RECORDS TO PROCESS:

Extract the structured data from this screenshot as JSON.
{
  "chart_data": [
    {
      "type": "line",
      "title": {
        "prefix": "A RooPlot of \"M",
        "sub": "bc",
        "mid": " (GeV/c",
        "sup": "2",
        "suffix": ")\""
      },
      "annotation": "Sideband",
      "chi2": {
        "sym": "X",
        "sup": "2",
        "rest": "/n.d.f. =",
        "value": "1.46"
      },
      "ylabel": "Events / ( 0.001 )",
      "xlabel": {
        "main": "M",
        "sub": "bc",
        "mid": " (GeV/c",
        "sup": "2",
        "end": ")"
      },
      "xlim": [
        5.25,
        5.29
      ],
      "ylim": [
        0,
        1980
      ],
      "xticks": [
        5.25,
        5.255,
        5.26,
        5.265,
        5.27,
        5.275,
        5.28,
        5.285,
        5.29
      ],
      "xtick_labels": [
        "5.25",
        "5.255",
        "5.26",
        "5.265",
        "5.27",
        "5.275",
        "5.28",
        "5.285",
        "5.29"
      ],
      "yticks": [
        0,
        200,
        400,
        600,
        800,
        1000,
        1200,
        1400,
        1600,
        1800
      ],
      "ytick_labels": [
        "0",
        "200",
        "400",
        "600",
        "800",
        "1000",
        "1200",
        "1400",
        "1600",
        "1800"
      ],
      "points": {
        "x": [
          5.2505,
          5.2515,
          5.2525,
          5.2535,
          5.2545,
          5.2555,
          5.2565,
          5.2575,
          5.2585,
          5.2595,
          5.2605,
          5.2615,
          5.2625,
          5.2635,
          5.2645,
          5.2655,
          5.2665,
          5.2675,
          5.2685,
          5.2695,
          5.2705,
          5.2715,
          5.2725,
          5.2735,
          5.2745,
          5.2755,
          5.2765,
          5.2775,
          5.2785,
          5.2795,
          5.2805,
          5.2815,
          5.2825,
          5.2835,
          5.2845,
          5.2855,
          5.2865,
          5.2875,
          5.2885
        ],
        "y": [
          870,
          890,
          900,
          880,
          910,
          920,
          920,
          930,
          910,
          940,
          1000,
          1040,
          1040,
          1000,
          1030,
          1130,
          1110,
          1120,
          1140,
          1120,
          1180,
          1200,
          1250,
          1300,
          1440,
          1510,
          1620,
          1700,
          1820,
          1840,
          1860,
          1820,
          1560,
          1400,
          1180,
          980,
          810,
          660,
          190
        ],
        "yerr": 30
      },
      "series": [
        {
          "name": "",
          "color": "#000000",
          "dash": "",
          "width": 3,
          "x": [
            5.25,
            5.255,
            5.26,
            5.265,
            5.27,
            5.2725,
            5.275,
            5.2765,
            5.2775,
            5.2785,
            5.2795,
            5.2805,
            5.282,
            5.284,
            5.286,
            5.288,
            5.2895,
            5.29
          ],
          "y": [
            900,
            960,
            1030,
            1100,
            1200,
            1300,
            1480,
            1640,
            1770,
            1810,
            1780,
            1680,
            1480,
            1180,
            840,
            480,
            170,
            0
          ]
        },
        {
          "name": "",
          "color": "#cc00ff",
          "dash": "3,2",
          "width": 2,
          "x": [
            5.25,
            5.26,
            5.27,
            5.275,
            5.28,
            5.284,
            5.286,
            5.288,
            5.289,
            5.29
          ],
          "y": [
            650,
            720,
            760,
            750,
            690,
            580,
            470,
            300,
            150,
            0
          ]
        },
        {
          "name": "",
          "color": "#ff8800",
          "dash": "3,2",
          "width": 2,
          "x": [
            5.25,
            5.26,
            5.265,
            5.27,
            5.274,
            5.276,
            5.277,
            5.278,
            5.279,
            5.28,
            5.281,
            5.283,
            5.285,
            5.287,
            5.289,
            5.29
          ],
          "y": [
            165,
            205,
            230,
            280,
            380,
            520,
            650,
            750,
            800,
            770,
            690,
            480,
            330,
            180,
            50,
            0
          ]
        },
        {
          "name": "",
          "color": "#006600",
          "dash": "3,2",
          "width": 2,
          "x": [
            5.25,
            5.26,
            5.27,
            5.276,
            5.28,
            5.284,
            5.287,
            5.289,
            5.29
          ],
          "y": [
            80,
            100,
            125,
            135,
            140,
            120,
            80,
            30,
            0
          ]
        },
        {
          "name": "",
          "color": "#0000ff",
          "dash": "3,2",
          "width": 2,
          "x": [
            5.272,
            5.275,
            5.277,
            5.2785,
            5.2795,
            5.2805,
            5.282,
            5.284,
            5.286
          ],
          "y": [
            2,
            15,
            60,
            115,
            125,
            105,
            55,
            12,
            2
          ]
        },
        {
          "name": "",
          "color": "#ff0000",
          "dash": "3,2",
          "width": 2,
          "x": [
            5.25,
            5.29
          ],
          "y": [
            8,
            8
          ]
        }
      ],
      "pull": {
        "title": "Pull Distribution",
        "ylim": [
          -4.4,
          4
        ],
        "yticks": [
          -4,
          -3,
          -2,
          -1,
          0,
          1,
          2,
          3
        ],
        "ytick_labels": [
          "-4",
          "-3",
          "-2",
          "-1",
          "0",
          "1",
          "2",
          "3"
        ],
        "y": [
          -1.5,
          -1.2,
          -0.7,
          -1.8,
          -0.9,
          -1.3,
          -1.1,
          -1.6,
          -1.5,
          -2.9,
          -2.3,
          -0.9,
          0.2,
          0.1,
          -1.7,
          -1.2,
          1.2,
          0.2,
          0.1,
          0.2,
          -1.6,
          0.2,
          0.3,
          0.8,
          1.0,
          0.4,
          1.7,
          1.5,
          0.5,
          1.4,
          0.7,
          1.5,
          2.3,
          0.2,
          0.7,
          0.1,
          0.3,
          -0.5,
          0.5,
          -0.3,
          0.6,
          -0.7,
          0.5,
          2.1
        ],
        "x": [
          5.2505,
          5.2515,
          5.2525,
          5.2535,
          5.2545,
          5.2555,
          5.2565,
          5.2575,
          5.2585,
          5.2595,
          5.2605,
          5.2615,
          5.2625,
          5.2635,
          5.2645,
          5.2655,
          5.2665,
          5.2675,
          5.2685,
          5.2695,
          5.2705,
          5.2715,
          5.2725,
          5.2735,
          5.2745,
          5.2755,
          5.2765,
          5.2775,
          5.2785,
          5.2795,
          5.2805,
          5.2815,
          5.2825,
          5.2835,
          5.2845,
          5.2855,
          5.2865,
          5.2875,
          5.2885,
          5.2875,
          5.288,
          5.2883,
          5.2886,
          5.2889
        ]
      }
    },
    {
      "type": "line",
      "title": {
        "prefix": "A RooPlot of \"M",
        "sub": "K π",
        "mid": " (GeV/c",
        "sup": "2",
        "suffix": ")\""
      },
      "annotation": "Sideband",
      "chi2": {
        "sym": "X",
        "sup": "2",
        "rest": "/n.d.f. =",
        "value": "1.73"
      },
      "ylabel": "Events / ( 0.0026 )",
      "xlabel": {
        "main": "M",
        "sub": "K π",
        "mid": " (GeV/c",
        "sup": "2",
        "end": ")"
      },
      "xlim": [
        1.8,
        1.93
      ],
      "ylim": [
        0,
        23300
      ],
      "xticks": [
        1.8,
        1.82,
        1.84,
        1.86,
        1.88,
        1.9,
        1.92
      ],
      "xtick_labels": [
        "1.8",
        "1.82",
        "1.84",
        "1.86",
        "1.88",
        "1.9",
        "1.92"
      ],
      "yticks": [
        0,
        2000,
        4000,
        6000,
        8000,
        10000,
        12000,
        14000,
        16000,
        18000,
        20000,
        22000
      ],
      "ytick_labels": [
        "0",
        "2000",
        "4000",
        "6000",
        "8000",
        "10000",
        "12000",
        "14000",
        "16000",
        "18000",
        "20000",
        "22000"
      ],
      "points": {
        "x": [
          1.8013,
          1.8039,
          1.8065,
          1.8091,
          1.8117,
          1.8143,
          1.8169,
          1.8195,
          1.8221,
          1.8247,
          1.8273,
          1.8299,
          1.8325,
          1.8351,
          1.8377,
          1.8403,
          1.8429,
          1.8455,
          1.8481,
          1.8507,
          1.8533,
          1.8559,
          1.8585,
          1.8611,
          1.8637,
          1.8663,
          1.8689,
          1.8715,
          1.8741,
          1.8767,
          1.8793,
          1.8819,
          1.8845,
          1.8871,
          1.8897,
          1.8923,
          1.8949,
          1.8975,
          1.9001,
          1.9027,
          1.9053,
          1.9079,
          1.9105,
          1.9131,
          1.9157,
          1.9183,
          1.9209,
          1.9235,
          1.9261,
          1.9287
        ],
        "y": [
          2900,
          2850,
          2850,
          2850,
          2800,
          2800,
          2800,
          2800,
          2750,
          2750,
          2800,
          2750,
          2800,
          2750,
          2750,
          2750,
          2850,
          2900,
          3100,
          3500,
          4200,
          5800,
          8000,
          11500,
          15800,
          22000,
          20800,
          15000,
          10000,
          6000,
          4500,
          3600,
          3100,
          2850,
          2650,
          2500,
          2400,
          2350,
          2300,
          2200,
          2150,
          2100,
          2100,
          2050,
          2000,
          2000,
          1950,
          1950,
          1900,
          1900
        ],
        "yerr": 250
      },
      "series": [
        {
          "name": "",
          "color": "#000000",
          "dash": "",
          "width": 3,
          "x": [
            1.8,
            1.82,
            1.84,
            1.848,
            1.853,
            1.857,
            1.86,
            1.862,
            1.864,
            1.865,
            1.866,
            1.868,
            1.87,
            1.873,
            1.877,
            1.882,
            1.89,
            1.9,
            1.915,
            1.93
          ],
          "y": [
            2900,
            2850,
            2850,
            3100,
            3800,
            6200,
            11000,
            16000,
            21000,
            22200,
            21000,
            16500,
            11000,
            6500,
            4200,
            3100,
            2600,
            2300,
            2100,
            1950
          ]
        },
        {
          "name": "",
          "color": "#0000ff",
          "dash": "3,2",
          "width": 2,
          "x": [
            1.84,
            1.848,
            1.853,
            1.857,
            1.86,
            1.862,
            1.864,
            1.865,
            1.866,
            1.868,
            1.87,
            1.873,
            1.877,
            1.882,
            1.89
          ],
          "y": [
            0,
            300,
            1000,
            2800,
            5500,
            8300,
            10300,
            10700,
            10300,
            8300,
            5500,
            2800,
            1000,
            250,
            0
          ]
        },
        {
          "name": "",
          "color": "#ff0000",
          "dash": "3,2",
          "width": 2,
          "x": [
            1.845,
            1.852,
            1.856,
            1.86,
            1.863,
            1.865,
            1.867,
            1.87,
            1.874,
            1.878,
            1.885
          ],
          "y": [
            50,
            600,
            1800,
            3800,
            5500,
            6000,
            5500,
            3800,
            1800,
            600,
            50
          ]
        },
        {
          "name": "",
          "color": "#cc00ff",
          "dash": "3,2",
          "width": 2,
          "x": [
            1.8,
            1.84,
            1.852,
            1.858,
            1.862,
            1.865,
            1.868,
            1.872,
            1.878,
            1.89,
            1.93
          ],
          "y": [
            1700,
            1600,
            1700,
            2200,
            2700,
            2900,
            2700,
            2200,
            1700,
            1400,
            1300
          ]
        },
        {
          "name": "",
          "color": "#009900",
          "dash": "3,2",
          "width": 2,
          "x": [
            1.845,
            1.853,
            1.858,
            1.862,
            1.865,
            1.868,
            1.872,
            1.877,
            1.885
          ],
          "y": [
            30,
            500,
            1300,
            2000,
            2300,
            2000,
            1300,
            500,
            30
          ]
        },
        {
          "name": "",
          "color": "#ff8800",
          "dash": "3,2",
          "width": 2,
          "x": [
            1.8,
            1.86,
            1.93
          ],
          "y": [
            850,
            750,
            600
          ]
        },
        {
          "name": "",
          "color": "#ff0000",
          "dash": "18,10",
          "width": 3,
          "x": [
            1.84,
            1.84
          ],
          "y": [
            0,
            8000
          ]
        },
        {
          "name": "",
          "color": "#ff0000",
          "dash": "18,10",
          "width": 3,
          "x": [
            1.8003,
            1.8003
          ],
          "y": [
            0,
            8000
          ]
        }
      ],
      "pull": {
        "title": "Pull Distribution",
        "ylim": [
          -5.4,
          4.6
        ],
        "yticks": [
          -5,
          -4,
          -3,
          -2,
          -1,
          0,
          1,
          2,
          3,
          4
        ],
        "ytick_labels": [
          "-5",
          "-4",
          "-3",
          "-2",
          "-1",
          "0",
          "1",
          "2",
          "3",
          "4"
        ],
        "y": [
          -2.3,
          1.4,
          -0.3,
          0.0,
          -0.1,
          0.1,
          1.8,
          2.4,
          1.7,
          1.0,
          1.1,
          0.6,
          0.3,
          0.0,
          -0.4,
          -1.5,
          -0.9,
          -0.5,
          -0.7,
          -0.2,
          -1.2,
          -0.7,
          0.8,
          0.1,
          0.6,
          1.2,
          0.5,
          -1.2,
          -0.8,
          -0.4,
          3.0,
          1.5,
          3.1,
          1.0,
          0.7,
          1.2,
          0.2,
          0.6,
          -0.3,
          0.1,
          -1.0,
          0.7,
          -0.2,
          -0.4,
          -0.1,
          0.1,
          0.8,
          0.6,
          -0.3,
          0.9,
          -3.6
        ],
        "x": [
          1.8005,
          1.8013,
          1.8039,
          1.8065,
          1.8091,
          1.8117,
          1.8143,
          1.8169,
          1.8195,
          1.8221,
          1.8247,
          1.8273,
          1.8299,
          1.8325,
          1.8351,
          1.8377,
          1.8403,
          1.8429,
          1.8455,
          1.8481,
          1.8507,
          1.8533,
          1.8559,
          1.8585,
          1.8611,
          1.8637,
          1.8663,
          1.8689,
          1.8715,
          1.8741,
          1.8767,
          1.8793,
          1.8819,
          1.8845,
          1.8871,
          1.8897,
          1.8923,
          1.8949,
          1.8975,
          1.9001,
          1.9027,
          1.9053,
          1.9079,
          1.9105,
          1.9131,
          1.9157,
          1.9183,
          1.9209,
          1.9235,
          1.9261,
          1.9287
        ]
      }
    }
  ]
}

PROBLEM DETAILS:
Whenever "Events" turns up in a line, pick that line out.

WRITTEN ANSWER:
      "ylabel": "Events / ( 0.001 )",
      "ylabel": "Events / ( 0.0026 )",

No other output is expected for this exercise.